**Data in this exercise**

>> start

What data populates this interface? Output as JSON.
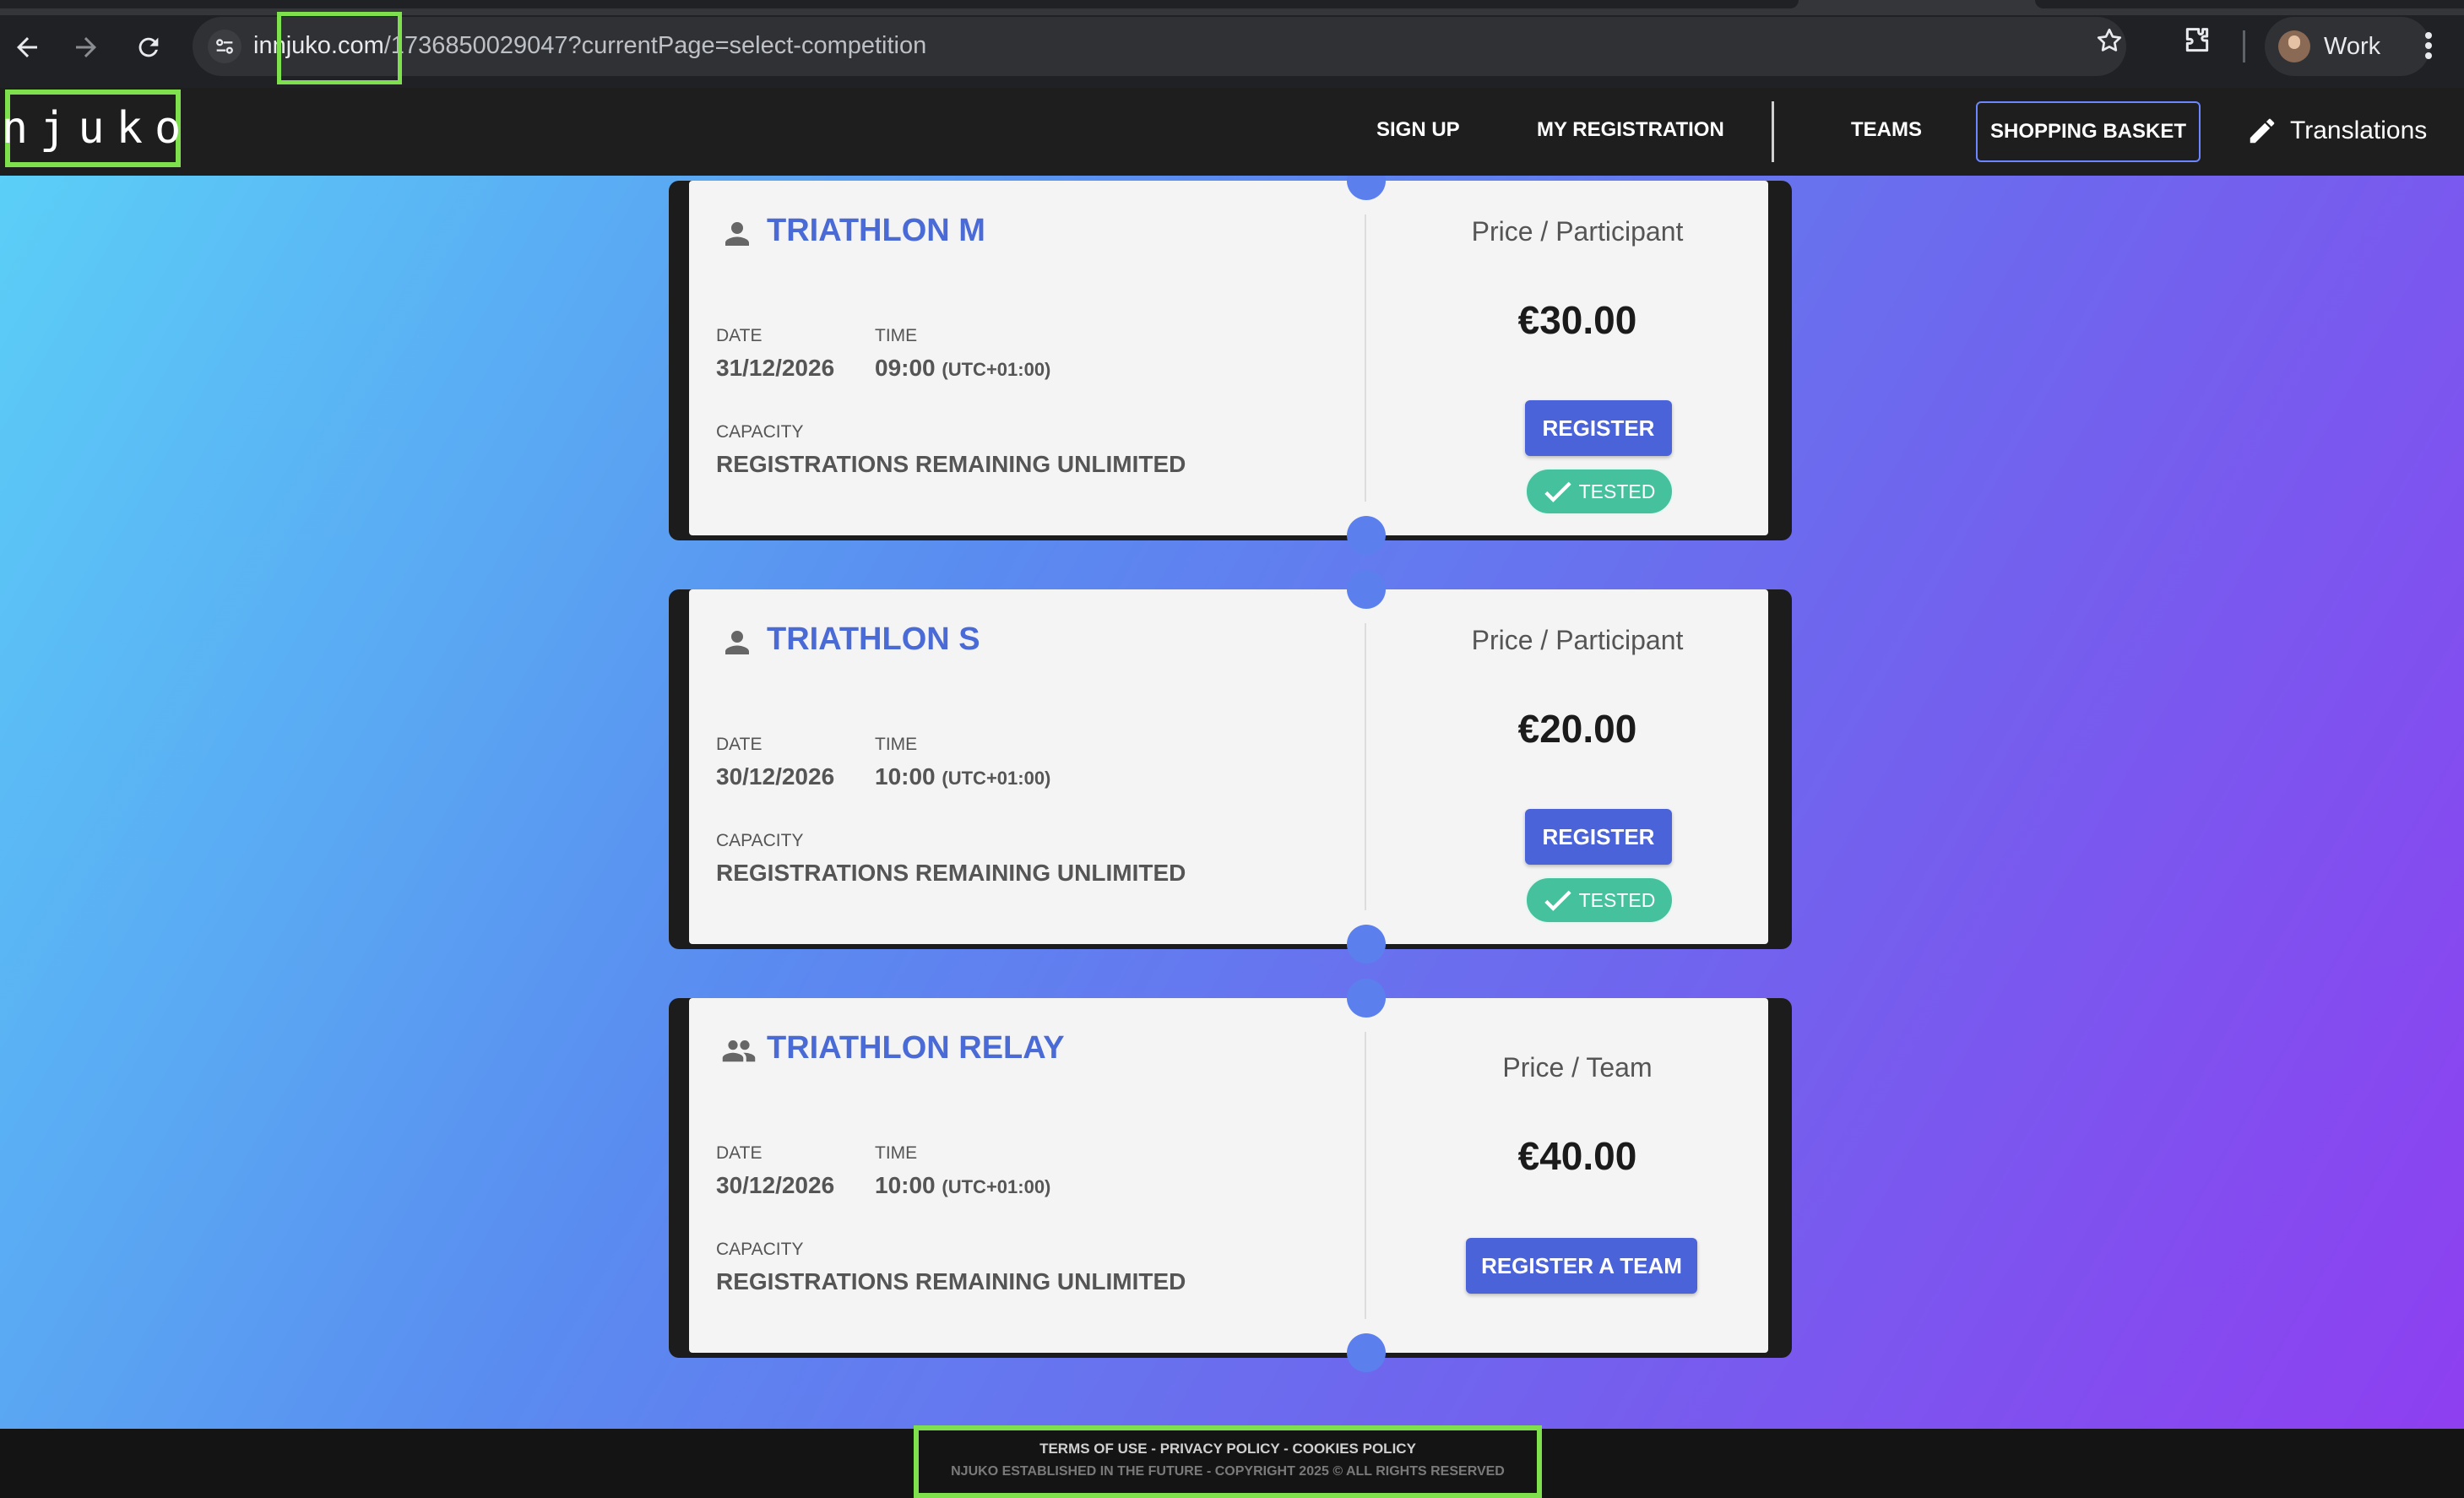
{
  "browser": {
    "url_prefix": "in",
    "url_host": "njuko.com",
    "url_path": "/1736850029047?currentPage=select-competition",
    "profile_label": "Work",
    "icons": [
      "back-icon",
      "forward-icon",
      "reload-icon",
      "site-settings-icon",
      "bookmark-star-icon",
      "extensions-icon",
      "menu-icon"
    ]
  },
  "header": {
    "logo_text": "njuko",
    "nav": {
      "sign_up": "SIGN UP",
      "my_registration": "MY REGISTRATION",
      "teams": "TEAMS",
      "shopping_basket": "SHOPPING BASKET",
      "translations": "Translations"
    }
  },
  "competitions": [
    {
      "title": "TRIATHLON M",
      "icon": "person-icon",
      "date_label": "DATE",
      "date": "31/12/2026",
      "time_label": "TIME",
      "time": "09:00",
      "timezone": "(UTC+01:00)",
      "capacity_label": "CAPACITY",
      "capacity": "REGISTRATIONS REMAINING UNLIMITED",
      "price_label": "Price / Participant",
      "price": "€30.00",
      "button": "REGISTER",
      "badge": "TESTED"
    },
    {
      "title": "TRIATHLON S",
      "icon": "person-icon",
      "date_label": "DATE",
      "date": "30/12/2026",
      "time_label": "TIME",
      "time": "10:00",
      "timezone": "(UTC+01:00)",
      "capacity_label": "CAPACITY",
      "capacity": "REGISTRATIONS REMAINING UNLIMITED",
      "price_label": "Price / Participant",
      "price": "€20.00",
      "button": "REGISTER",
      "badge": "TESTED"
    },
    {
      "title": "TRIATHLON RELAY",
      "icon": "group-icon",
      "date_label": "DATE",
      "date": "30/12/2026",
      "time_label": "TIME",
      "time": "10:00",
      "timezone": "(UTC+01:00)",
      "capacity_label": "CAPACITY",
      "capacity": "REGISTRATIONS REMAINING UNLIMITED",
      "price_label": "Price / Team",
      "price": "€40.00",
      "button": "REGISTER A TEAM"
    }
  ],
  "footer": {
    "terms": "TERMS OF USE",
    "privacy": "PRIVACY POLICY",
    "cookies": "COOKIES POLICY",
    "separator": " - ",
    "copyright": "NJUKO ESTABLISHED IN THE FUTURE - COPYRIGHT 2025 © ALL RIGHTS RESERVED"
  },
  "colors": {
    "accent": "#4b63d8",
    "title_blue": "#4a6ad6",
    "tested_green": "#45c19e",
    "highlight_green": "#7ee04c",
    "header_bg": "#1e1e1e"
  }
}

>> end

**To do**
Repeat each entry exactly. Pictures do not belong in the copy.

**Answer to the task**
What data populates this interface? Output as JSON.
{
  "browser": {
    "url_prefix": "in",
    "url_host": "njuko.com",
    "url_path": "/1736850029047?currentPage=select-competition",
    "profile_label": "Work",
    "icons": [
      "back-icon",
      "forward-icon",
      "reload-icon",
      "site-settings-icon",
      "bookmark-star-icon",
      "extensions-icon",
      "menu-icon"
    ]
  },
  "header": {
    "logo_text": "njuko",
    "nav": {
      "sign_up": "SIGN UP",
      "my_registration": "MY REGISTRATION",
      "teams": "TEAMS",
      "shopping_basket": "SHOPPING BASKET",
      "translations": "Translations"
    }
  },
  "competitions": [
    {
      "title": "TRIATHLON M",
      "icon": "person-icon",
      "date_label": "DATE",
      "date": "31/12/2026",
      "time_label": "TIME",
      "time": "09:00",
      "timezone": "(UTC+01:00)",
      "capacity_label": "CAPACITY",
      "capacity": "REGISTRATIONS REMAINING UNLIMITED",
      "price_label": "Price / Participant",
      "price": "€30.00",
      "button": "REGISTER",
      "badge": "TESTED"
    },
    {
      "title": "TRIATHLON S",
      "icon": "person-icon",
      "date_label": "DATE",
      "date": "30/12/2026",
      "time_label": "TIME",
      "time": "10:00",
      "timezone": "(UTC+01:00)",
      "capacity_label": "CAPACITY",
      "capacity": "REGISTRATIONS REMAINING UNLIMITED",
      "price_label": "Price / Participant",
      "price": "€20.00",
      "button": "REGISTER",
      "badge": "TESTED"
    },
    {
      "title": "TRIATHLON RELAY",
      "icon": "group-icon",
      "date_label": "DATE",
      "date": "30/12/2026",
      "time_label": "TIME",
      "time": "10:00",
      "timezone": "(UTC+01:00)",
      "capacity_label": "CAPACITY",
      "capacity": "REGISTRATIONS REMAINING UNLIMITED",
      "price_label": "Price / Team",
      "price": "€40.00",
      "button": "REGISTER A TEAM"
    }
  ],
  "footer": {
    "terms": "TERMS OF USE",
    "privacy": "PRIVACY POLICY",
    "cookies": "COOKIES POLICY",
    "separator": " - ",
    "copyright": "NJUKO ESTABLISHED IN THE FUTURE - COPYRIGHT 2025 © ALL RIGHTS RESERVED"
  },
  "colors": {
    "accent": "#4b63d8",
    "title_blue": "#4a6ad6",
    "tested_green": "#45c19e",
    "highlight_green": "#7ee04c",
    "header_bg": "#1e1e1e"
  }
}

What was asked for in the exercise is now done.